> **What you should do**
Type out the records that follow, exactly as given.

# start of Record excerpts

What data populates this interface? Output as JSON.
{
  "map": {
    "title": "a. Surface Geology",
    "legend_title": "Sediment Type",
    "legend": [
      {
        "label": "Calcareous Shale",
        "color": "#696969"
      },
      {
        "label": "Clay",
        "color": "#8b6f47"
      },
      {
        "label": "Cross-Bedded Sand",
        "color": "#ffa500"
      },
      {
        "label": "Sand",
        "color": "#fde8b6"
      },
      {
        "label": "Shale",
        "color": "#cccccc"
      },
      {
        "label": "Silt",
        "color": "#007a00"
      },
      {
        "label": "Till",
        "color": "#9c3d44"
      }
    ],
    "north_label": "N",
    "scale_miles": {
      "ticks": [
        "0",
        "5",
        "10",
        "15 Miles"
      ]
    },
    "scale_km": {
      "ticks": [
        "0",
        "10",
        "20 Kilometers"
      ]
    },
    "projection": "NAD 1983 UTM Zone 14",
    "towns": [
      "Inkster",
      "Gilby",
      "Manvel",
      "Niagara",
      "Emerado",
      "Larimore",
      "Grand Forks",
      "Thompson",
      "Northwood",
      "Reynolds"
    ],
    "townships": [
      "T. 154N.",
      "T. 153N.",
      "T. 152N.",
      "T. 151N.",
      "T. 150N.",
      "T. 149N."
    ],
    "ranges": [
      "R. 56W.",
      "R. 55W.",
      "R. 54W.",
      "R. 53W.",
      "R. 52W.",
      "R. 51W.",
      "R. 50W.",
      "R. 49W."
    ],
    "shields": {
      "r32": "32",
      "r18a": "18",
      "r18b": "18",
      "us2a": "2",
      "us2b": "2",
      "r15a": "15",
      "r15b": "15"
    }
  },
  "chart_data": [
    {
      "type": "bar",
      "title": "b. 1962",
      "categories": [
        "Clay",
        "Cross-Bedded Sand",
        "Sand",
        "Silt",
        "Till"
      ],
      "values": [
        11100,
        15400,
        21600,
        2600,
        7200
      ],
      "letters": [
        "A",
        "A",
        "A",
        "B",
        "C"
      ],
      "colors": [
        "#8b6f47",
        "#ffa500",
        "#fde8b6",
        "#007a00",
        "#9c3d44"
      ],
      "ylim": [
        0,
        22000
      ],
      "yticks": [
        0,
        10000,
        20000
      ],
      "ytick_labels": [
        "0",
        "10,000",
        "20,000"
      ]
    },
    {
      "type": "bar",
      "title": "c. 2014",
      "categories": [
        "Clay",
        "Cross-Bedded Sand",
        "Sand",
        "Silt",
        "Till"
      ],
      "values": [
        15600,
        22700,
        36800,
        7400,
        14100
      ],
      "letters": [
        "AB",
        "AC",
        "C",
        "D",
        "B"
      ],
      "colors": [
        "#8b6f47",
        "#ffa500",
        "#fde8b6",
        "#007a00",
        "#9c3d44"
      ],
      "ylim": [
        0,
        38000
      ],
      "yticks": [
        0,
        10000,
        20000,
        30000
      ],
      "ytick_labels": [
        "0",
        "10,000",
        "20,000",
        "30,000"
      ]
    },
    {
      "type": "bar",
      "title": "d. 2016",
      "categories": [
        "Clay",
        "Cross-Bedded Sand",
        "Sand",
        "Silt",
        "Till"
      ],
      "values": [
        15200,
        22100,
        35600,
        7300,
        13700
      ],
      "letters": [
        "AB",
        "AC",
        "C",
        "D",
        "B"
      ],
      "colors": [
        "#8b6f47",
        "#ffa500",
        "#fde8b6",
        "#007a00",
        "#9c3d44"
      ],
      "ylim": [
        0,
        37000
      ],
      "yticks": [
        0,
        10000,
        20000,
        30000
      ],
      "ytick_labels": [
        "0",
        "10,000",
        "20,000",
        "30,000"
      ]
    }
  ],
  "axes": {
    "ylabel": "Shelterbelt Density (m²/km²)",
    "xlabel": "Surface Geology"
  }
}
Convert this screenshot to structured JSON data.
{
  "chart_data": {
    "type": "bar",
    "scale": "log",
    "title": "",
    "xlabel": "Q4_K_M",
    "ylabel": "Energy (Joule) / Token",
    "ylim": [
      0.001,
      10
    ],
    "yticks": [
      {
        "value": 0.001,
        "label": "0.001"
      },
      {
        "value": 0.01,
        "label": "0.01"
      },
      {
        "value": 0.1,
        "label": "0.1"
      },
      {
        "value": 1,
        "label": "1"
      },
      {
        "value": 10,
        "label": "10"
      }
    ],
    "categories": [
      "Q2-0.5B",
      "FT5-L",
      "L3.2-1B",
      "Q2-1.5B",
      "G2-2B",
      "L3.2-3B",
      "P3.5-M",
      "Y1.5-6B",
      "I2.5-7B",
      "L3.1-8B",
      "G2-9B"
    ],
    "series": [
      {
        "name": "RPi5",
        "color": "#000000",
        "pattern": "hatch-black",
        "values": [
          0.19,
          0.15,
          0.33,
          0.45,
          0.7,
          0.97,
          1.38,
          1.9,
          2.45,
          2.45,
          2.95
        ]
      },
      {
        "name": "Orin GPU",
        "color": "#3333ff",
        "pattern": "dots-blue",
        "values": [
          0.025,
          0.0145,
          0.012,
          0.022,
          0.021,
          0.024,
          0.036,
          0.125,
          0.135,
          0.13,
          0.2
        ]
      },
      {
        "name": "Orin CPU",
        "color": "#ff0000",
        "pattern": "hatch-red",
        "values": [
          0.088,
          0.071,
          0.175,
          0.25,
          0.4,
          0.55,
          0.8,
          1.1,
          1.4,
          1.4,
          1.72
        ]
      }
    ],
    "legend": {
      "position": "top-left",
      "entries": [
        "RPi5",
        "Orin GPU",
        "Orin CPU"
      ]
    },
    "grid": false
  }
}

# end of Record excerpts

> **Response**
What data populates this interface? Output as JSON.
{
  "map": {
    "title": "a. Surface Geology",
    "legend_title": "Sediment Type",
    "legend": [
      {
        "label": "Calcareous Shale",
        "color": "#696969"
      },
      {
        "label": "Clay",
        "color": "#8b6f47"
      },
      {
        "label": "Cross-Bedded Sand",
        "color": "#ffa500"
      },
      {
        "label": "Sand",
        "color": "#fde8b6"
      },
      {
        "label": "Shale",
        "color": "#cccccc"
      },
      {
        "label": "Silt",
        "color": "#007a00"
      },
      {
        "label": "Till",
        "color": "#9c3d44"
      }
    ],
    "north_label": "N",
    "scale_miles": {
      "ticks": [
        "0",
        "5",
        "10",
        "15 Miles"
      ]
    },
    "scale_km": {
      "ticks": [
        "0",
        "10",
        "20 Kilometers"
      ]
    },
    "projection": "NAD 1983 UTM Zone 14",
    "towns": [
      "Inkster",
      "Gilby",
      "Manvel",
      "Niagara",
      "Emerado",
      "Larimore",
      "Grand Forks",
      "Thompson",
      "Northwood",
      "Reynolds"
    ],
    "townships": [
      "T. 154N.",
      "T. 153N.",
      "T. 152N.",
      "T. 151N.",
      "T. 150N.",
      "T. 149N."
    ],
    "ranges": [
      "R. 56W.",
      "R. 55W.",
      "R. 54W.",
      "R. 53W.",
      "R. 52W.",
      "R. 51W.",
      "R. 50W.",
      "R. 49W."
    ],
    "shields": {
      "r32": "32",
      "r18a": "18",
      "r18b": "18",
      "us2a": "2",
      "us2b": "2",
      "r15a": "15",
      "r15b": "15"
    }
  },
  "chart_data": [
    {
      "type": "bar",
      "title": "b. 1962",
      "categories": [
        "Clay",
        "Cross-Bedded Sand",
        "Sand",
        "Silt",
        "Till"
      ],
      "values": [
        11100,
        15400,
        21600,
        2600,
        7200
      ],
      "letters": [
        "A",
        "A",
        "A",
        "B",
        "C"
      ],
      "colors": [
        "#8b6f47",
        "#ffa500",
        "#fde8b6",
        "#007a00",
        "#9c3d44"
      ],
      "ylim": [
        0,
        22000
      ],
      "yticks": [
        0,
        10000,
        20000
      ],
      "ytick_labels": [
        "0",
        "10,000",
        "20,000"
      ]
    },
    {
      "type": "bar",
      "title": "c. 2014",
      "categories": [
        "Clay",
        "Cross-Bedded Sand",
        "Sand",
        "Silt",
        "Till"
      ],
      "values": [
        15600,
        22700,
        36800,
        7400,
        14100
      ],
      "letters": [
        "AB",
        "AC",
        "C",
        "D",
        "B"
      ],
      "colors": [
        "#8b6f47",
        "#ffa500",
        "#fde8b6",
        "#007a00",
        "#9c3d44"
      ],
      "ylim": [
        0,
        38000
      ],
      "yticks": [
        0,
        10000,
        20000,
        30000
      ],
      "ytick_labels": [
        "0",
        "10,000",
        "20,000",
        "30,000"
      ]
    },
    {
      "type": "bar",
      "title": "d. 2016",
      "categories": [
        "Clay",
        "Cross-Bedded Sand",
        "Sand",
        "Silt",
        "Till"
      ],
      "values": [
        15200,
        22100,
        35600,
        7300,
        13700
      ],
      "letters": [
        "AB",
        "AC",
        "C",
        "D",
        "B"
      ],
      "colors": [
        "#8b6f47",
        "#ffa500",
        "#fde8b6",
        "#007a00",
        "#9c3d44"
      ],
      "ylim": [
        0,
        37000
      ],
      "yticks": [
        0,
        10000,
        20000,
        30000
      ],
      "ytick_labels": [
        "0",
        "10,000",
        "20,000",
        "30,000"
      ]
    }
  ],
  "axes": {
    "ylabel": "Shelterbelt Density (m²/km²)",
    "xlabel": "Surface Geology"
  }
}
Convert this screenshot to structured JSON data.
{
  "chart_data": {
    "type": "bar",
    "scale": "log",
    "title": "",
    "xlabel": "Q4_K_M",
    "ylabel": "Energy (Joule) / Token",
    "ylim": [
      0.001,
      10
    ],
    "yticks": [
      {
        "value": 0.001,
        "label": "0.001"
      },
      {
        "value": 0.01,
        "label": "0.01"
      },
      {
        "value": 0.1,
        "label": "0.1"
      },
      {
        "value": 1,
        "label": "1"
      },
      {
        "value": 10,
        "label": "10"
      }
    ],
    "categories": [
      "Q2-0.5B",
      "FT5-L",
      "L3.2-1B",
      "Q2-1.5B",
      "G2-2B",
      "L3.2-3B",
      "P3.5-M",
      "Y1.5-6B",
      "I2.5-7B",
      "L3.1-8B",
      "G2-9B"
    ],
    "series": [
      {
        "name": "RPi5",
        "color": "#000000",
        "pattern": "hatch-black",
        "values": [
          0.19,
          0.15,
          0.33,
          0.45,
          0.7,
          0.97,
          1.38,
          1.9,
          2.45,
          2.45,
          2.95
        ]
      },
      {
        "name": "Orin GPU",
        "color": "#3333ff",
        "pattern": "dots-blue",
        "values": [
          0.025,
          0.0145,
          0.012,
          0.022,
          0.021,
          0.024,
          0.036,
          0.125,
          0.135,
          0.13,
          0.2
        ]
      },
      {
        "name": "Orin CPU",
        "color": "#ff0000",
        "pattern": "hatch-red",
        "values": [
          0.088,
          0.071,
          0.175,
          0.25,
          0.4,
          0.55,
          0.8,
          1.1,
          1.4,
          1.4,
          1.72
        ]
      }
    ],
    "legend": {
      "position": "top-left",
      "entries": [
        "RPi5",
        "Orin GPU",
        "Orin CPU"
      ]
    },
    "grid": false
  }
}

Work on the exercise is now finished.